(Items from a data source)
* * * * * * * * *

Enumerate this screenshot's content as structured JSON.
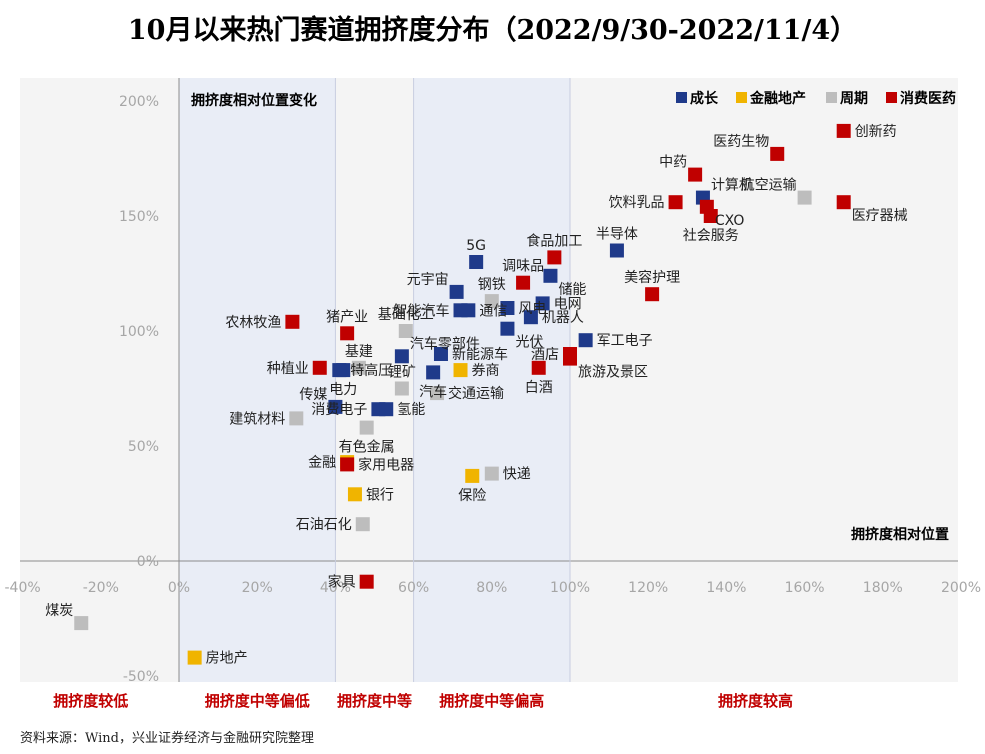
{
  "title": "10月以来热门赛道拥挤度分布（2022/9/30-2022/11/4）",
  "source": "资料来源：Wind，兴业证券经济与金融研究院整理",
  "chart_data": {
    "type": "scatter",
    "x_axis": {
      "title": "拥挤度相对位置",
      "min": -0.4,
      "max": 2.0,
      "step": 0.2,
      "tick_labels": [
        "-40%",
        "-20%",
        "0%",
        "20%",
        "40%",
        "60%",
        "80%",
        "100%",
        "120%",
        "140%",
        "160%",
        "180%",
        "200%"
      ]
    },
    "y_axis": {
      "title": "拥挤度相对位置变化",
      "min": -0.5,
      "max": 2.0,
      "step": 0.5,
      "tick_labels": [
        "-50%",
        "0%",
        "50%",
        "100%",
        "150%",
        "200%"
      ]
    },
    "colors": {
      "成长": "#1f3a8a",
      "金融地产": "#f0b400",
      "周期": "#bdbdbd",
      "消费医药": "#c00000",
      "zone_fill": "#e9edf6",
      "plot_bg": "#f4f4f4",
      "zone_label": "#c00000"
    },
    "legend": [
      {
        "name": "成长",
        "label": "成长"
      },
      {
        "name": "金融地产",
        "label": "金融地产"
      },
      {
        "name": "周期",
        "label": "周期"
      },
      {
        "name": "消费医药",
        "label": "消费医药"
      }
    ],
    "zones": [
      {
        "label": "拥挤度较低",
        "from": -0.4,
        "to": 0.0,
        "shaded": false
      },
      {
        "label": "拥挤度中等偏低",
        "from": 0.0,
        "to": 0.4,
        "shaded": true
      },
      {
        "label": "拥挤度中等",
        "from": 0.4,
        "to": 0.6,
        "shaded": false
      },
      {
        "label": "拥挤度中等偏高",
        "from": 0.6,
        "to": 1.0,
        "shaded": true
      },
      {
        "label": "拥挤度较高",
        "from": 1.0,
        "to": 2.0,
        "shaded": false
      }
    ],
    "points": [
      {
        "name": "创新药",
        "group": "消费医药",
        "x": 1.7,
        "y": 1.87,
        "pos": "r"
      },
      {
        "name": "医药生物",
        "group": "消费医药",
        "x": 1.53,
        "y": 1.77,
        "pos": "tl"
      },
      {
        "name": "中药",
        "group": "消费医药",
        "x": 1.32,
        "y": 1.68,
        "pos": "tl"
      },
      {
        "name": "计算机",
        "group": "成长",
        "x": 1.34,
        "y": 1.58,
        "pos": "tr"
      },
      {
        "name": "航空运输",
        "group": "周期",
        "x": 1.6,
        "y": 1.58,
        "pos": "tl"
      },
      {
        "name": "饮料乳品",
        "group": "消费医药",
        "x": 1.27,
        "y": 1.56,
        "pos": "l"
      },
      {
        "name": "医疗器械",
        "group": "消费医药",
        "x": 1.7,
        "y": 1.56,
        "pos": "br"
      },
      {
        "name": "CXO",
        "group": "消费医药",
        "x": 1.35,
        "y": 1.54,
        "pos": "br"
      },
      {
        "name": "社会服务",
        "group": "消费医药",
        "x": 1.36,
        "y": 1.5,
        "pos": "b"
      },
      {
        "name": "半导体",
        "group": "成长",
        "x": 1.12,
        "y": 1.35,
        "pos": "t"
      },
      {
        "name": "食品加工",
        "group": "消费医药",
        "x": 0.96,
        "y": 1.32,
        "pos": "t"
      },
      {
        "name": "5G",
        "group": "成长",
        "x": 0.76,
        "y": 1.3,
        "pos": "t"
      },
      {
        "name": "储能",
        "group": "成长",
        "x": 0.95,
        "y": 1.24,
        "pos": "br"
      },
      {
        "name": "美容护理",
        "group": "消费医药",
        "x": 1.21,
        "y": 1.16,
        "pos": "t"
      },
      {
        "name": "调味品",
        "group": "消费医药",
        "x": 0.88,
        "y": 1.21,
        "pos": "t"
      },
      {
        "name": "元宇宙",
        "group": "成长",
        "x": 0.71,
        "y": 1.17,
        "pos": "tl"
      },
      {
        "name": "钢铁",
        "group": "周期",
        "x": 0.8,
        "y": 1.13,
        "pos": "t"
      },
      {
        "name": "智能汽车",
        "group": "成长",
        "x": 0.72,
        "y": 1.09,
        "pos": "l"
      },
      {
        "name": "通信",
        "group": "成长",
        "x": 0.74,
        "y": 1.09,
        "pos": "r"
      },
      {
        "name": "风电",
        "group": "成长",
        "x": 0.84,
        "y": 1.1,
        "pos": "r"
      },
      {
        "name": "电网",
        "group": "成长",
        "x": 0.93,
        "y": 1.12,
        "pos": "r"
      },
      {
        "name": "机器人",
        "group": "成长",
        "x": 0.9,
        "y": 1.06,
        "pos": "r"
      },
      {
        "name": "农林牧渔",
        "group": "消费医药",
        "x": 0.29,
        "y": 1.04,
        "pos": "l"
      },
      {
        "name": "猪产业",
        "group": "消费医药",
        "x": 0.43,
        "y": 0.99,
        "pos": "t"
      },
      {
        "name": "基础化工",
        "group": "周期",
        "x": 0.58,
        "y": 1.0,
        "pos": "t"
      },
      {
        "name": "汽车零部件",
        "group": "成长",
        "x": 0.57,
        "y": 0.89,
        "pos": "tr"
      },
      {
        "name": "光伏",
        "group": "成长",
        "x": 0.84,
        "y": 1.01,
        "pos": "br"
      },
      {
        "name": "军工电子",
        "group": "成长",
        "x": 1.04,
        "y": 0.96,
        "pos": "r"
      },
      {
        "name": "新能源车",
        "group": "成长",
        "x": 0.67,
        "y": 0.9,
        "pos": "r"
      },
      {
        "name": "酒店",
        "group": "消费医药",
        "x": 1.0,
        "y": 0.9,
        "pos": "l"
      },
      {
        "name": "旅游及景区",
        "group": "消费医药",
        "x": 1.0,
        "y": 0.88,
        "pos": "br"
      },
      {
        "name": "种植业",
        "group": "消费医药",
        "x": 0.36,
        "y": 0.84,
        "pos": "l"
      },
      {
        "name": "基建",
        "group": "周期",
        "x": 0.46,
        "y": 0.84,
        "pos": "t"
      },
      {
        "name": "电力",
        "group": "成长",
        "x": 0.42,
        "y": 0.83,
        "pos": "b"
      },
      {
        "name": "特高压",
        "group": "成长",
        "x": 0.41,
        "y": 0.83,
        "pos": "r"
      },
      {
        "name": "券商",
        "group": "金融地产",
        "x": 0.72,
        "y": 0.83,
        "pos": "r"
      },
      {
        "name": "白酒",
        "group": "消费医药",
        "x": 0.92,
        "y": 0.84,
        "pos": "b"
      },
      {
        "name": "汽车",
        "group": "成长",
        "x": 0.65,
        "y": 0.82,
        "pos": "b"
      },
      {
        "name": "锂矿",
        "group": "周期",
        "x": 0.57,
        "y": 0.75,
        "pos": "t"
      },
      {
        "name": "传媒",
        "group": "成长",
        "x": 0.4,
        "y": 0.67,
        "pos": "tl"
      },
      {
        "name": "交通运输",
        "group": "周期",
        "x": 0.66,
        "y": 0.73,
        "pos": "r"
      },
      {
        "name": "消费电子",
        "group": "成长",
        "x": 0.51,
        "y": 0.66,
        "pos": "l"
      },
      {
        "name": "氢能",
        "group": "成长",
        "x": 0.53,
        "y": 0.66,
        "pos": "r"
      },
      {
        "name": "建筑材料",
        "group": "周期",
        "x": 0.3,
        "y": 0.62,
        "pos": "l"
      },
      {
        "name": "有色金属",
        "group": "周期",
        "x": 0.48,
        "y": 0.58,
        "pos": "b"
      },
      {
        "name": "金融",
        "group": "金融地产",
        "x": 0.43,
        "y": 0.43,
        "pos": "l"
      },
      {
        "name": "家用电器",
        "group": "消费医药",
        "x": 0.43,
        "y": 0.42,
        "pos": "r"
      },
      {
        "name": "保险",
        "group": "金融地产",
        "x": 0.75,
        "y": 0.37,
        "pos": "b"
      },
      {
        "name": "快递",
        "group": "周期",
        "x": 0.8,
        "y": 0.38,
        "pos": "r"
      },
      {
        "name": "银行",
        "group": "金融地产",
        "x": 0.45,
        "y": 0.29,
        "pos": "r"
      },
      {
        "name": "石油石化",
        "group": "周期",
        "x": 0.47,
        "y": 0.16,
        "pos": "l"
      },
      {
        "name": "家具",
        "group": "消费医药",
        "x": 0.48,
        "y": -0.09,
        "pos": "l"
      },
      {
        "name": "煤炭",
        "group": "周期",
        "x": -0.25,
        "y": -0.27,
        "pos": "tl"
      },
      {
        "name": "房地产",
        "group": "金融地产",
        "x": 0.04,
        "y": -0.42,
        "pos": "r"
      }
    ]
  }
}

* * * * * * * * *

**TASK OBJECTIVE:**
Your answer should be one number: the count of lines in the data above that include the word "title".

**REPLY:**
3